# Written exercise
Write out each line that follows exactly as it stands, without the pictures.

# Data lines
=====

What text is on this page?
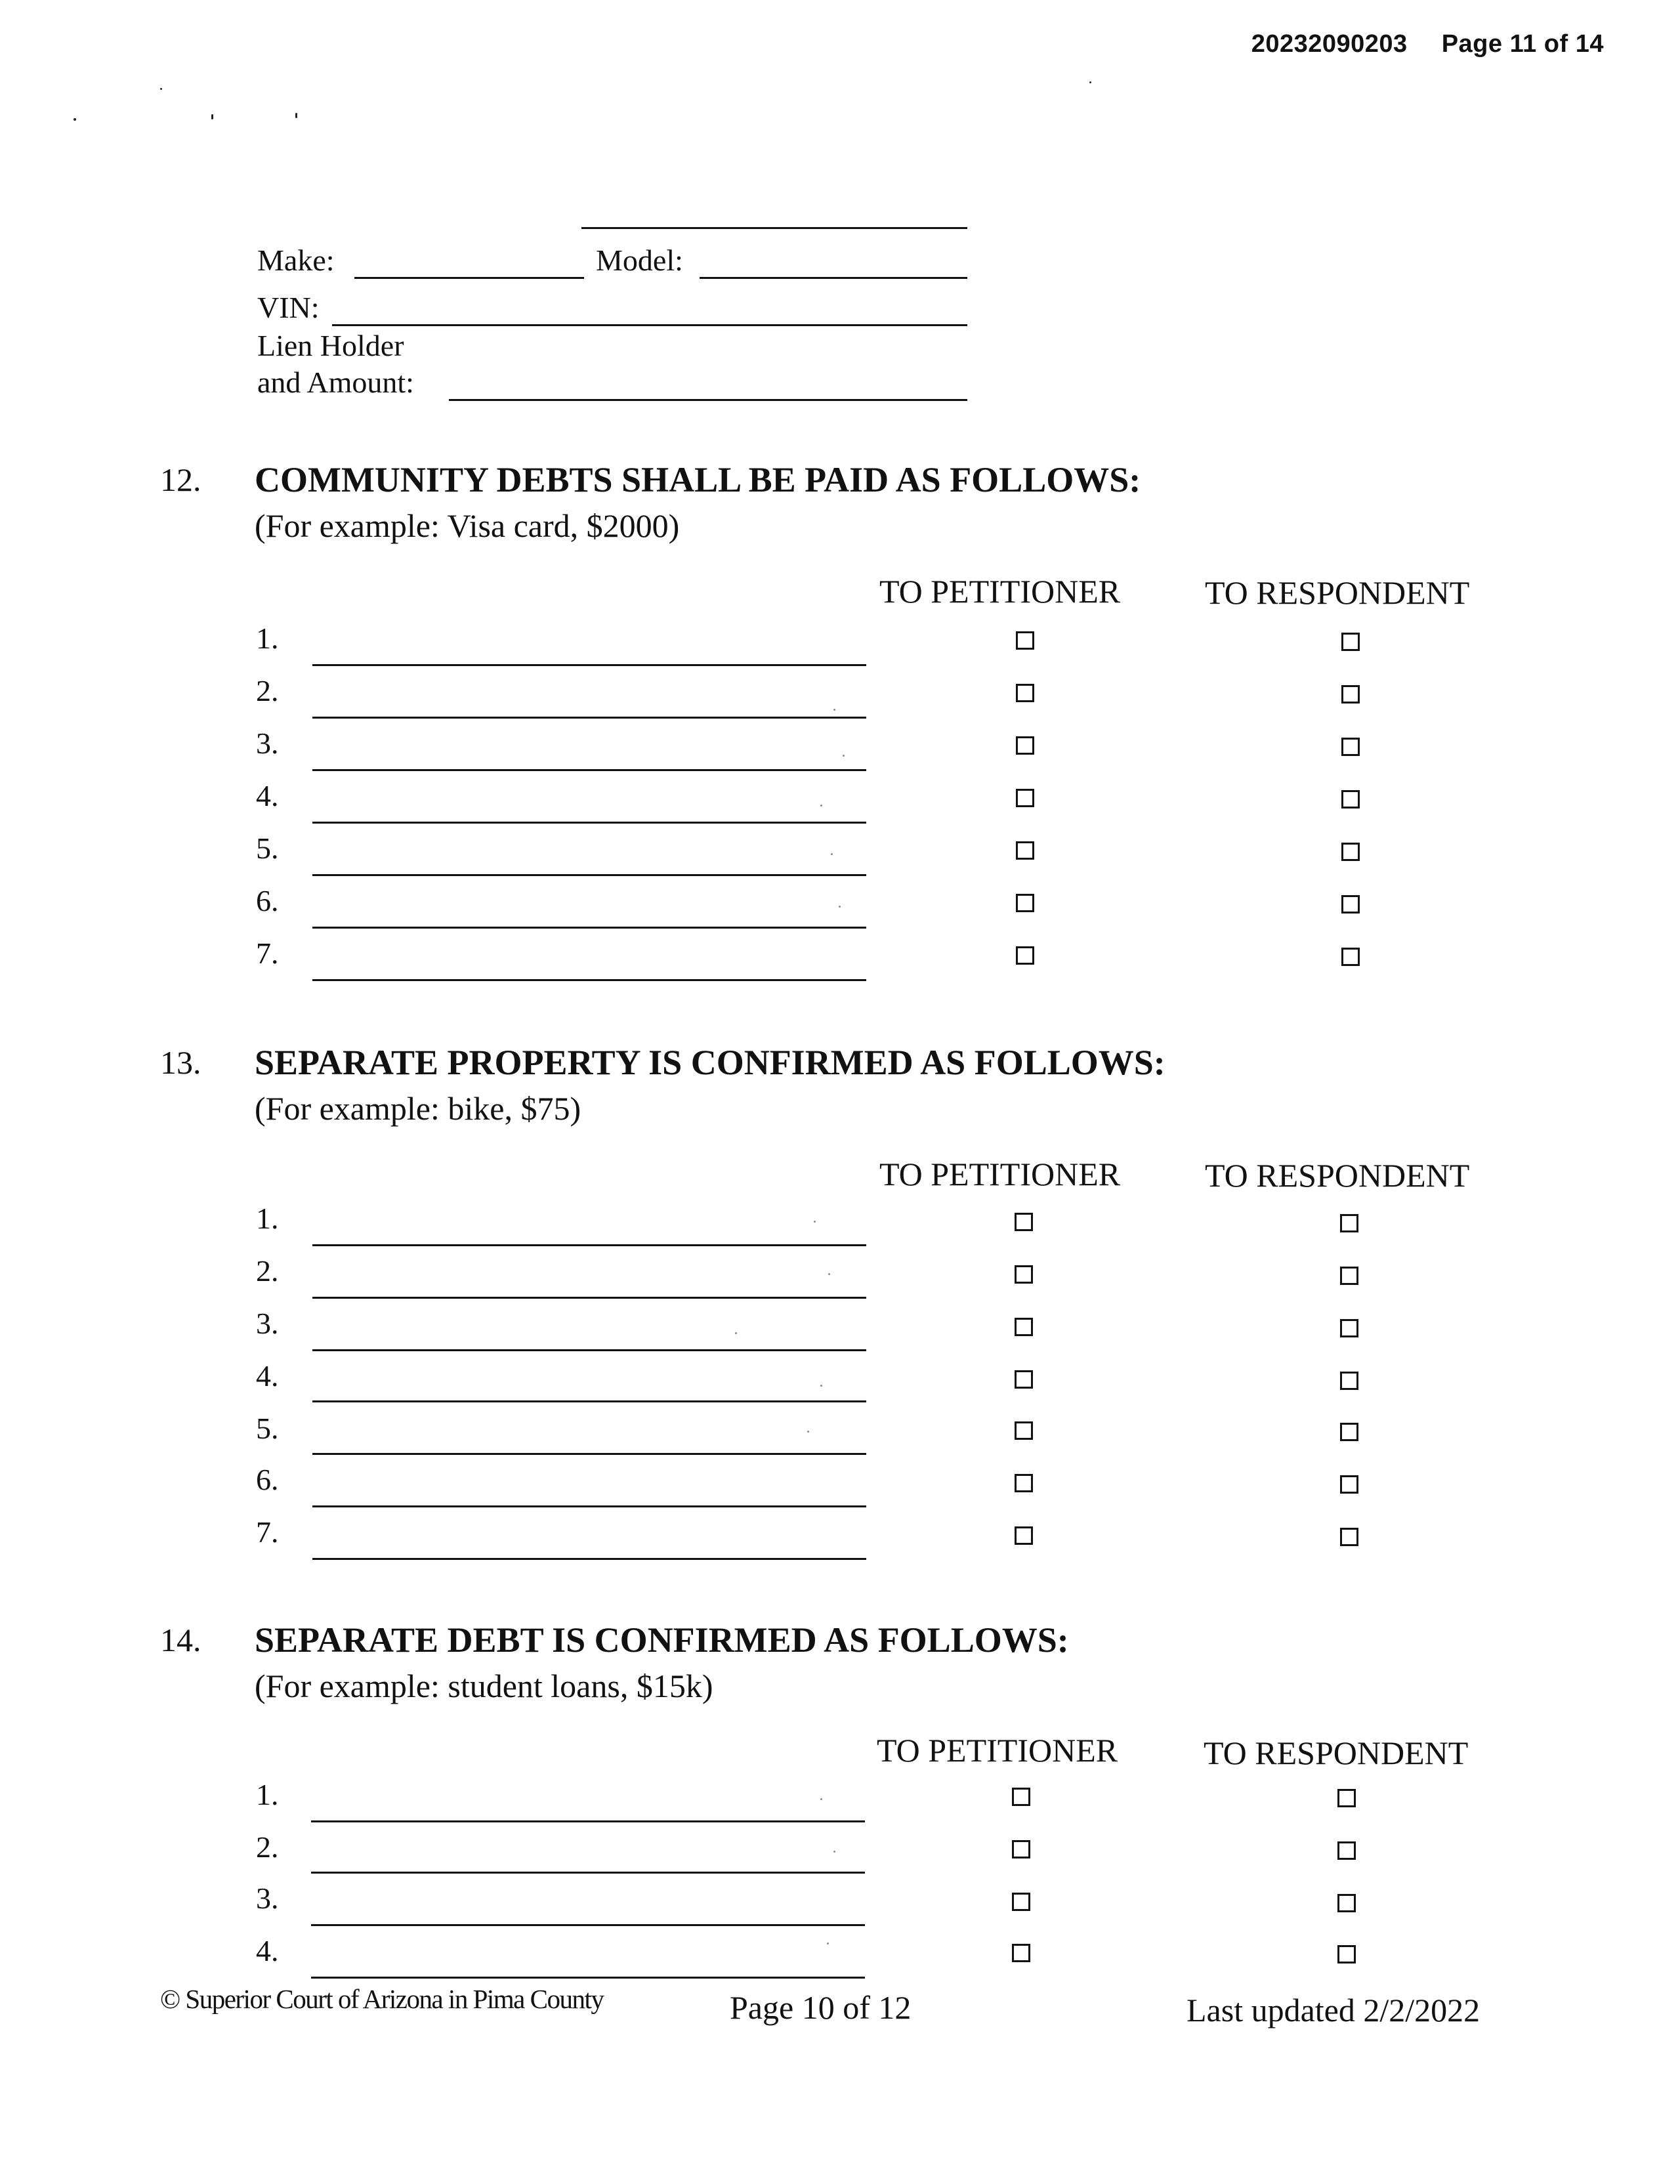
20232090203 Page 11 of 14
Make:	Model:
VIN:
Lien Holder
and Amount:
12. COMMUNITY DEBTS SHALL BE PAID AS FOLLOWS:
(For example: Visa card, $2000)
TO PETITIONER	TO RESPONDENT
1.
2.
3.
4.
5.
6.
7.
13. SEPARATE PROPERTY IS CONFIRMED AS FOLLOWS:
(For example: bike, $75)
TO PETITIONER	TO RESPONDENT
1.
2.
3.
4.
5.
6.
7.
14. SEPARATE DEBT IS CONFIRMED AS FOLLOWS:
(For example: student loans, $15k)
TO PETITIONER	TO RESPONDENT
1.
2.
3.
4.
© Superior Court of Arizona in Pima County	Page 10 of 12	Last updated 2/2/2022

=====

# The response
What text is on this page?
20232090203 Page 11 of 14
Make:	Model:
VIN:
Lien Holder
and Amount:
12. COMMUNITY DEBTS SHALL BE PAID AS FOLLOWS:
(For example: Visa card, $2000)
TO PETITIONER	TO RESPONDENT
1.
2.
3.
4.
5.
6.
7.
13. SEPARATE PROPERTY IS CONFIRMED AS FOLLOWS:
(For example: bike, $75)
TO PETITIONER	TO RESPONDENT
1.
2.
3.
4.
5.
6.
7.
14. SEPARATE DEBT IS CONFIRMED AS FOLLOWS:
(For example: student loans, $15k)
TO PETITIONER	TO RESPONDENT
1.
2.
3.
4.
© Superior Court of Arizona in Pima County	Page 10 of 12	Last updated 2/2/2022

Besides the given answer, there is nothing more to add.